• [STATED TASK]
Return the records word for word. Any pictures in them are not part of the copy.

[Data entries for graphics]
※
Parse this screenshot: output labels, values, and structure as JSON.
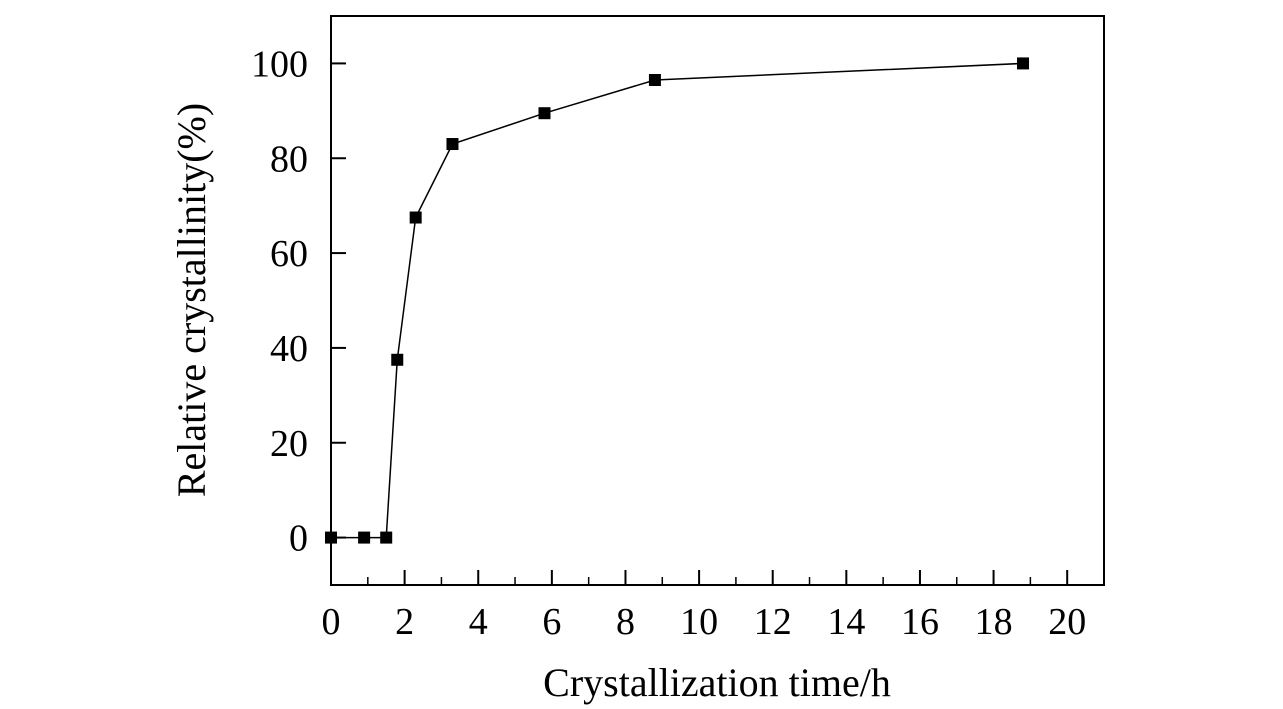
{
  "chart_data": {
    "type": "line",
    "title": "",
    "xlabel": "Crystallization time/h",
    "ylabel": "Relative crystallinity(%)",
    "xlim": [
      0,
      21
    ],
    "ylim": [
      -10,
      110
    ],
    "xticks": [
      0,
      2,
      4,
      6,
      8,
      10,
      12,
      14,
      16,
      18,
      20
    ],
    "yticks": [
      0,
      20,
      40,
      60,
      80,
      100
    ],
    "x_minor_step": 1,
    "grid": false,
    "marker": "square",
    "series": [
      {
        "x": [
          0,
          0.9,
          1.5,
          1.8,
          2.3,
          3.3,
          5.8,
          8.8,
          18.8
        ],
        "y": [
          0,
          0,
          0,
          37.5,
          67.5,
          83,
          89.5,
          96.5,
          100
        ]
      }
    ]
  }
}
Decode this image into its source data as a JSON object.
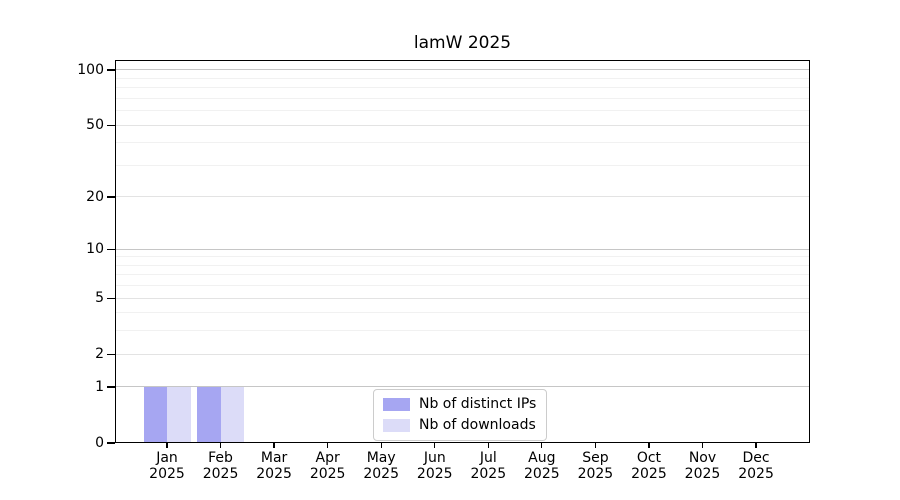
※
• [RESULT BELOW]
Parse this screenshot: output labels, values, and structure as JSON.
{
  "chart_data": {
    "type": "line",
    "title": "",
    "xlabel": "Crystallization time/h",
    "ylabel": "Relative crystallinity(%)",
    "xlim": [
      0,
      21
    ],
    "ylim": [
      -10,
      110
    ],
    "xticks": [
      0,
      2,
      4,
      6,
      8,
      10,
      12,
      14,
      16,
      18,
      20
    ],
    "yticks": [
      0,
      20,
      40,
      60,
      80,
      100
    ],
    "x_minor_step": 1,
    "grid": false,
    "marker": "square",
    "series": [
      {
        "x": [
          0,
          0.9,
          1.5,
          1.8,
          2.3,
          3.3,
          5.8,
          8.8,
          18.8
        ],
        "y": [
          0,
          0,
          0,
          37.5,
          67.5,
          83,
          89.5,
          96.5,
          100
        ]
      }
    ]
  }
}
Decode this image into its source data as a JSON object.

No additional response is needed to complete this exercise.